■ **Teks Bacaan**:
# # # # # # #
Portofolio 3
Posted on: May 18, 2008
Merekonstruksi foto diri dengan menggunakan freqcomp.m
Listing program freqcomp.m
function recon = freqcomp(im, Npts, delay)
if ndims(im) == 3
% mengubah image jadi grayscale
im = rgb2gray(im);
warning(‘converting colour image to greyscale’);
end
if nargin < 2
Npts = 50;
end
[rows,cols] = size(im);
% If necessary crop one row and/or column so that there are an even
% number of rows and columns, this makes things easier later.
# # # # # # #
Listing:

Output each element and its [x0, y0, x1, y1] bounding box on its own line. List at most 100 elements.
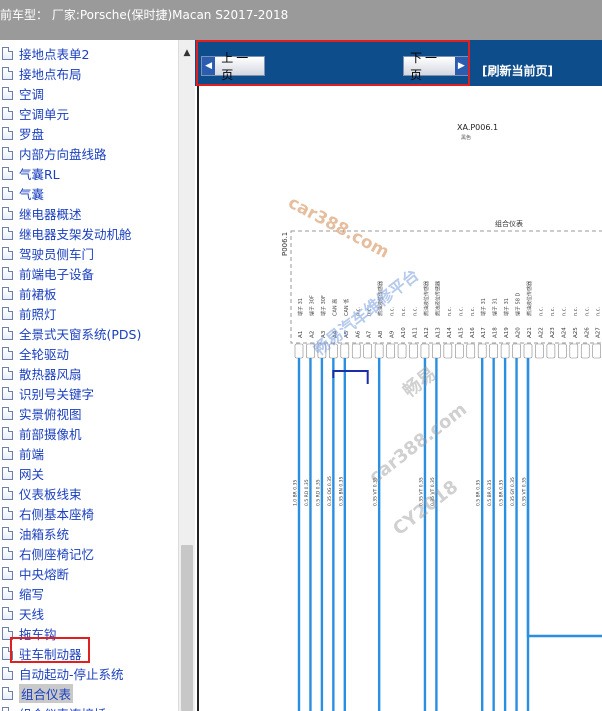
pin-box: [580, 343, 590, 359]
sidebar-tree: 接地点表单2 接地点布局空调 空调单元 罗盘内部方向盘线路 气囊RL 气囊继电器概述继电器…: [0, 40, 178, 711]
sidebar-item-label: 空调: [19, 86, 45, 102]
wire-code-label: 0.35 OG 0.35: [327, 476, 333, 506]
sidebar-item[interactable]: 继电器支架发动机舱: [0, 223, 178, 243]
sidebar-item[interactable]: 组合仪表连接插: [0, 703, 178, 711]
sidebar-item[interactable]: 右侧基本座椅: [0, 503, 178, 523]
pin-box: [512, 343, 521, 359]
sidebar-item[interactable]: 气囊: [0, 183, 178, 203]
pin-label: A26: [584, 327, 590, 338]
sidebar-item[interactable]: 前照灯: [0, 303, 178, 323]
sidebar-item-label: 油箱系统: [19, 526, 70, 542]
sidebar-item[interactable]: 网关: [0, 463, 178, 483]
pin-label: A7: [367, 330, 373, 338]
sidebar-item[interactable]: 油箱系统: [0, 523, 178, 543]
sidebar-item-label: 继电器概述: [19, 206, 82, 222]
sidebar-item-label: 前端: [19, 446, 45, 462]
scroll-thumb[interactable]: [181, 545, 193, 711]
wire-code-label: 0.35 BN 0.35: [338, 477, 344, 506]
sidebar-item[interactable]: 前端电子设备: [0, 263, 178, 283]
pin-function-label: n.c.: [561, 306, 567, 316]
refresh-page-link[interactable]: [刷新当前页]: [482, 62, 553, 79]
pin-label: A11: [413, 327, 419, 338]
sidebar-item-label: 前部摄像机: [19, 426, 82, 442]
sidebar-item-label: 前裙板: [19, 286, 57, 302]
pin-box: [409, 343, 418, 359]
pin-box: [432, 343, 441, 359]
connector-color-label: 黑色: [461, 134, 471, 141]
document-icon: [2, 606, 13, 620]
next-page-button[interactable]: 下一页 ▶: [403, 51, 469, 82]
document-icon: [2, 386, 13, 400]
sidebar-item[interactable]: 全景式天窗系统(PDS): [0, 323, 178, 343]
pin-label: A12: [424, 327, 430, 338]
wire-code-label: 1.0 BR 0.35: [293, 480, 299, 506]
wire-code-label: 0.5 BR 0.35: [487, 480, 493, 506]
sidebar-item-label: 仪表板线束: [19, 486, 82, 502]
sidebar-item-label: 内部方向盘线路: [19, 146, 107, 162]
sidebar-item[interactable]: 拖车钩: [0, 623, 178, 643]
arrow-left-icon: ◀: [202, 57, 216, 75]
scroll-up-arrow-icon[interactable]: ▲: [179, 46, 195, 60]
sidebar-item[interactable]: 仪表板线束: [0, 483, 178, 503]
sidebar-item[interactable]: 气囊RL: [0, 163, 178, 183]
document-icon: [2, 126, 13, 140]
pin-function-label: 端子 31: [492, 298, 499, 316]
document-icon: [2, 206, 13, 220]
document-icon: [2, 86, 13, 100]
arrow-right-icon: ▶: [454, 57, 468, 75]
sidebar-item-label: 前端电子设备: [19, 266, 95, 282]
sidebar-item-label: 继电器支架发动机舱: [19, 226, 132, 242]
sidebar-item[interactable]: 接地点布局: [0, 63, 178, 83]
wire-code-label: 0.5 BR 0.35: [476, 480, 482, 506]
document-icon: [2, 226, 13, 240]
pin-box: [592, 343, 602, 359]
sidebar-item[interactable]: 驻车制动器: [0, 643, 178, 663]
sidebar-item[interactable]: 空调: [0, 83, 178, 103]
sidebar-item[interactable]: 实景俯视图: [0, 403, 178, 423]
sidebar-item-label: 气囊: [19, 186, 45, 202]
sidebar-item[interactable]: 空调单元: [0, 103, 178, 123]
sidebar-item[interactable]: 识别号关键字: [0, 383, 178, 403]
sidebar-item[interactable]: 全轮驱动: [0, 343, 178, 363]
document-icon: [2, 266, 13, 280]
sidebar-item[interactable]: 驾驶员侧车门: [0, 243, 178, 263]
pin-box: [489, 343, 498, 359]
return-wire: [526, 358, 602, 638]
sidebar-scrollbar[interactable]: ▲: [178, 40, 195, 711]
pin-function-label: n.c.: [470, 306, 476, 316]
sidebar-item[interactable]: 缩写: [0, 583, 178, 603]
sidebar-item-label: 气囊RL: [19, 166, 60, 182]
sidebar-item[interactable]: 继电器概述: [0, 203, 178, 223]
sidebar-item[interactable]: 散热器风扇: [0, 363, 178, 383]
sidebar-item[interactable]: 前部摄像机: [0, 423, 178, 443]
pin-label: A15: [458, 327, 464, 338]
sidebar-item[interactable]: 前裙板: [0, 283, 178, 303]
sidebar-item[interactable]: 接地点表单2: [0, 43, 178, 63]
pin-label: A24: [561, 327, 567, 338]
pin-box: [397, 343, 407, 359]
sidebar-item[interactable]: 内部方向盘线路: [0, 143, 178, 163]
pin-box: [558, 343, 567, 359]
sidebar-item[interactable]: 右侧座椅记忆: [0, 543, 178, 563]
sidebar-item[interactable]: 罗盘: [0, 123, 178, 143]
sidebar-item[interactable]: 自动起动-停止系统: [0, 663, 178, 683]
pin-label: A17: [481, 327, 487, 338]
sidebar-item[interactable]: 天线: [0, 603, 178, 623]
document-icon: [2, 146, 13, 160]
document-icon: [2, 366, 13, 380]
sidebar-item-label: 天线: [19, 606, 45, 622]
pin-function-label: 端子 30F: [320, 295, 327, 316]
sidebar-item[interactable]: 组合仪表: [0, 683, 178, 703]
document-icon: [2, 286, 13, 300]
pin-label: A23: [550, 327, 556, 338]
sidebar-item-label: 前照灯: [19, 306, 57, 322]
prev-page-button[interactable]: ◀ 上一页: [201, 51, 265, 82]
pin-box: [466, 343, 476, 359]
diagram-page: XA.P006.1 黑色 组合仪表 P006.1 A1 端子 31 1.0 BR 0.35 A…: [197, 86, 602, 711]
sidebar-item-label: 组合仪表连接插: [19, 704, 107, 711]
next-page-label: 下一页: [410, 51, 441, 82]
pin-label: A21: [527, 327, 533, 338]
sidebar-item-label: 驾驶员侧车门: [19, 246, 95, 262]
sidebar-item[interactable]: 前端: [0, 443, 178, 463]
sidebar-item[interactable]: 中央熔断: [0, 563, 178, 583]
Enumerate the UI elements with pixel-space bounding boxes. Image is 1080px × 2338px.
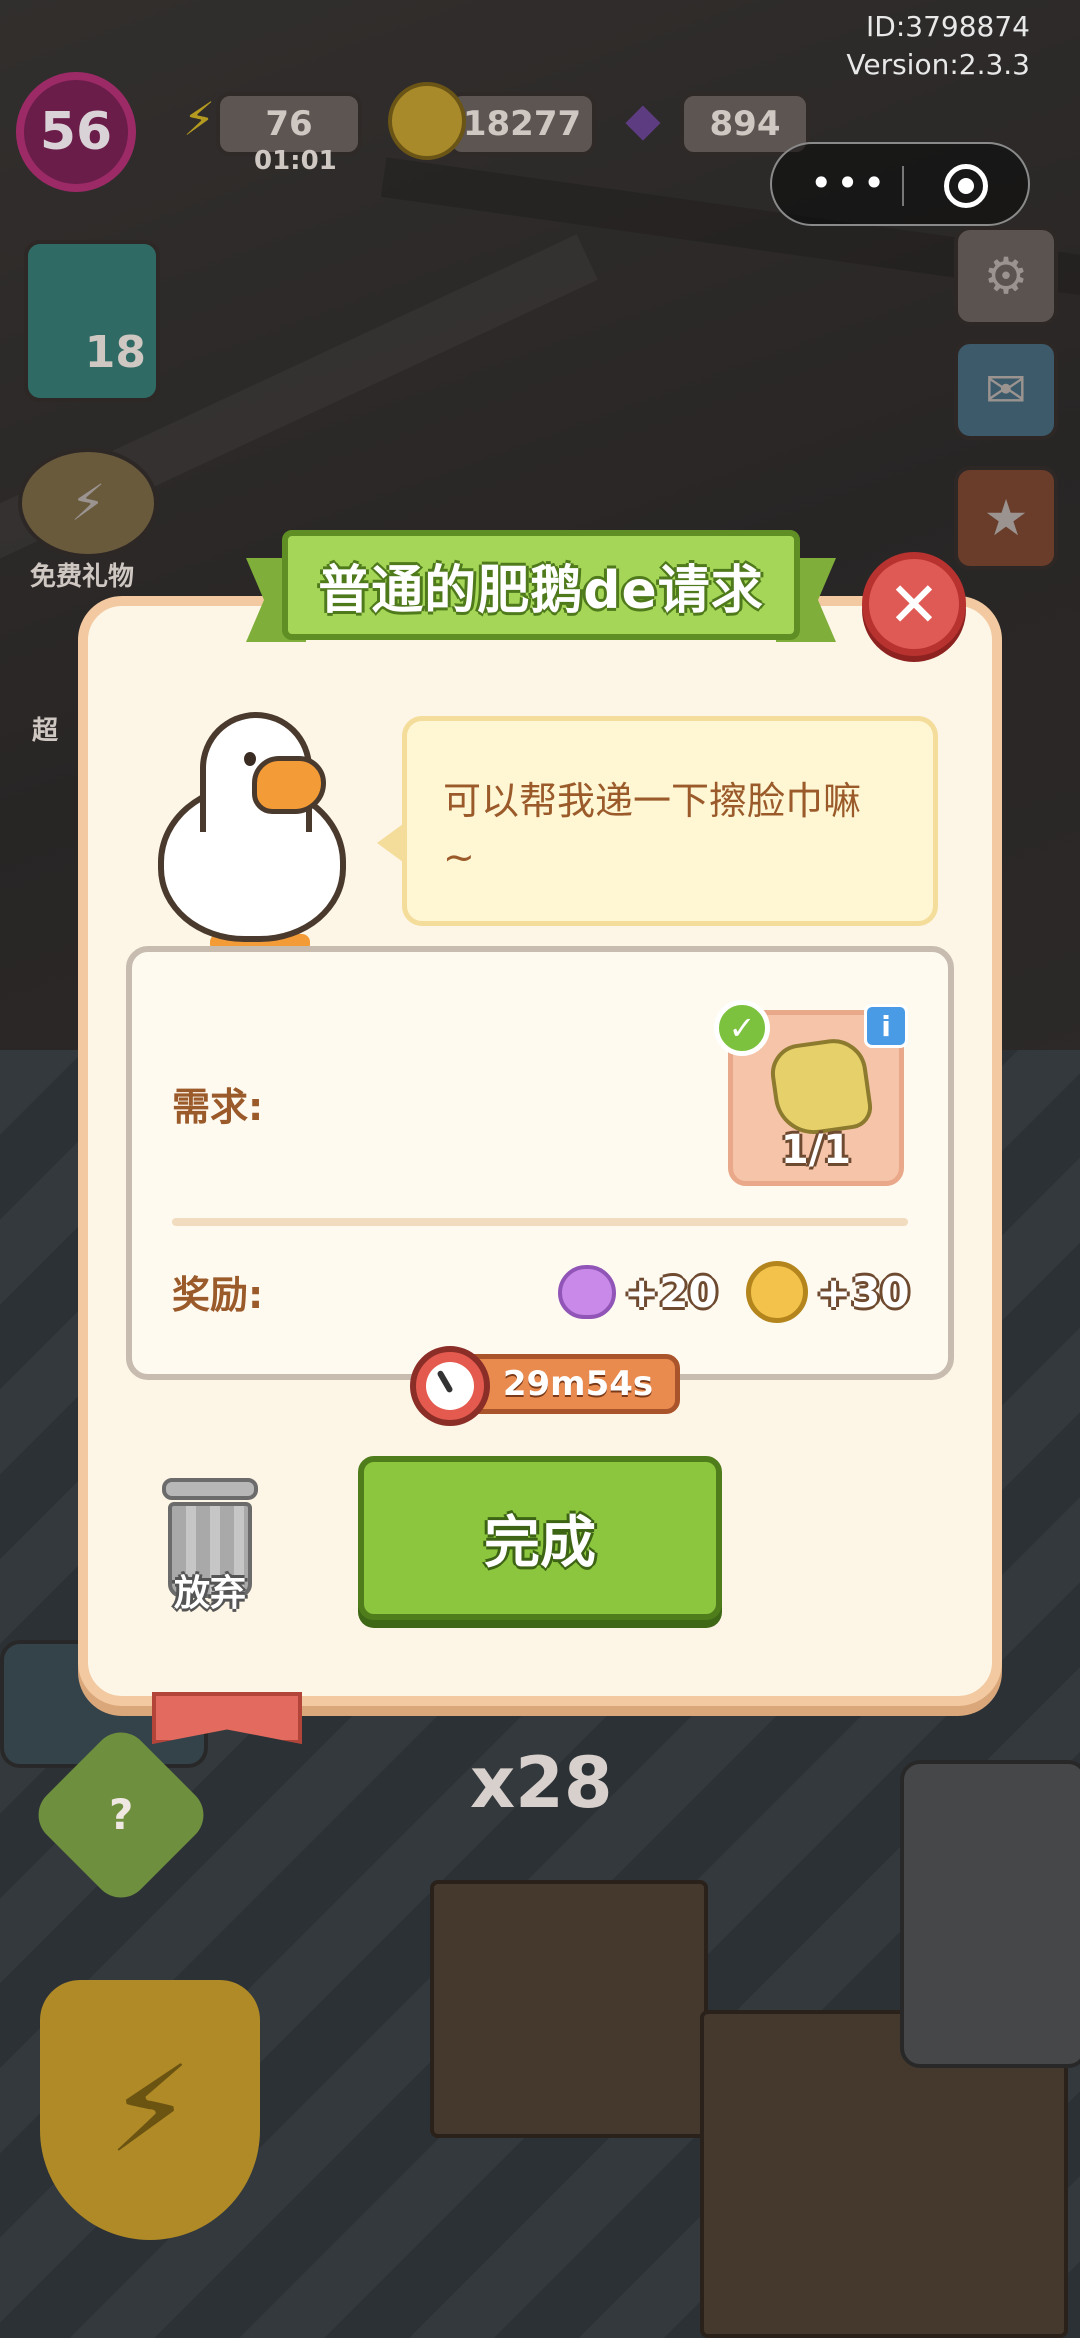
task-board-button[interactable]: 18: [24, 240, 160, 402]
item-stack-count: x28: [470, 1742, 613, 1824]
mail-icon: ✉: [985, 361, 1027, 419]
close-button[interactable]: ✕: [862, 552, 966, 656]
capsule-divider: [902, 166, 904, 206]
section-divider: [172, 1218, 908, 1226]
required-item-progress: 1/1: [780, 1127, 852, 1173]
settings-button[interactable]: ⚙: [954, 226, 1058, 326]
close-miniprogram-icon[interactable]: [944, 164, 988, 208]
clock-icon: [410, 1346, 490, 1426]
version-label: Version:2.3.3: [846, 48, 1030, 81]
dialog-title: 普通的肥鹅de请求: [318, 560, 764, 621]
energy-boost-button[interactable]: ⚡: [40, 1980, 260, 2240]
super-offer-label: 超: [32, 716, 59, 746]
energy-timer: 01:01: [254, 146, 337, 176]
free-gift-button[interactable]: ⚡: [18, 448, 158, 558]
reward-coins: +30: [746, 1261, 910, 1323]
complete-button[interactable]: 完成: [358, 1456, 722, 1620]
achievement-button[interactable]: ★: [954, 466, 1058, 570]
discard-label: 放弃: [173, 1573, 246, 1614]
speech-bubble: 可以帮我递一下擦脸巾嘛 ~: [377, 716, 938, 926]
close-icon: ✕: [888, 567, 940, 641]
heart-icon: [558, 1265, 616, 1319]
more-menu-icon[interactable]: •••: [810, 164, 889, 202]
reward-label: 奖励:: [172, 1273, 264, 1317]
level-value: 56: [39, 102, 113, 162]
reward-hearts: +20: [558, 1262, 718, 1322]
lightning-icon: ⚡: [107, 2040, 193, 2180]
checkmark-icon: ✓: [714, 1000, 770, 1056]
trash-lid: [162, 1478, 258, 1500]
request-timer: 29m54s: [410, 1346, 680, 1426]
coin-value: 18277: [462, 104, 582, 144]
coin-counter[interactable]: 18277: [448, 92, 596, 156]
gem-icon: ◆: [625, 92, 661, 146]
goose-eye: [244, 752, 256, 766]
free-gift-label: 免费礼物: [30, 562, 135, 592]
reward-heart-amount: +20: [624, 1267, 718, 1317]
player-level-badge[interactable]: 56: [16, 72, 136, 192]
user-id: ID:3798874: [866, 10, 1030, 43]
star-medal-icon: ★: [983, 489, 1029, 547]
question-icon: ?: [108, 1790, 134, 1840]
complete-label: 完成: [484, 1510, 596, 1576]
dialog-title-ribbon: 普通的肥鹅de请求: [246, 530, 836, 654]
ribbon-band: 普通的肥鹅de请求: [282, 530, 800, 640]
lightning-icon: ⚡: [182, 92, 216, 146]
coin-icon: [388, 82, 466, 160]
account-info: ID:3798874 Version:2.3.3: [846, 8, 1030, 84]
task-count: 18: [84, 327, 146, 378]
timer-value: 29m54s: [502, 1364, 654, 1404]
reward-coin-amount: +30: [816, 1267, 910, 1317]
coin-icon: [746, 1261, 808, 1323]
gem-value: 894: [709, 104, 781, 144]
info-icon[interactable]: i: [864, 1004, 908, 1048]
speech-text: 可以帮我递一下擦脸巾嘛 ~: [443, 779, 862, 879]
mail-button[interactable]: ✉: [954, 340, 1058, 440]
goose-beak: [252, 756, 326, 814]
gear-icon: ⚙: [983, 247, 1029, 305]
goose-character: [150, 712, 350, 952]
miniprogram-capsule: •••: [770, 142, 1030, 226]
face-towel-icon: [767, 1034, 875, 1140]
request-details-panel: 需求: 1/1 ✓ i 奖励: +20 +30: [126, 946, 954, 1380]
discard-button[interactable]: 放弃: [150, 1472, 270, 1622]
energy-value: 76: [265, 104, 313, 144]
requirement-label: 需求:: [172, 1085, 264, 1129]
# # # # # # #
■ **Petunjuk dan Ketentuan**:
Salin bagian teks bacaan yang dimulai pada "Portofolio 3" dan berakhir pada "freqcomp(im, Npts, delay)", tanpa mengubah apa pun. Gunakan teks bacaan saja sebagai acuan.

■ **Jawaban Tugas**:
Portofolio 3
Posted on: May 18, 2008
Merekonstruksi foto diri dengan menggunakan freqcomp.m
Listing program freqcomp.m
function recon = freqcomp(im, Npts, delay)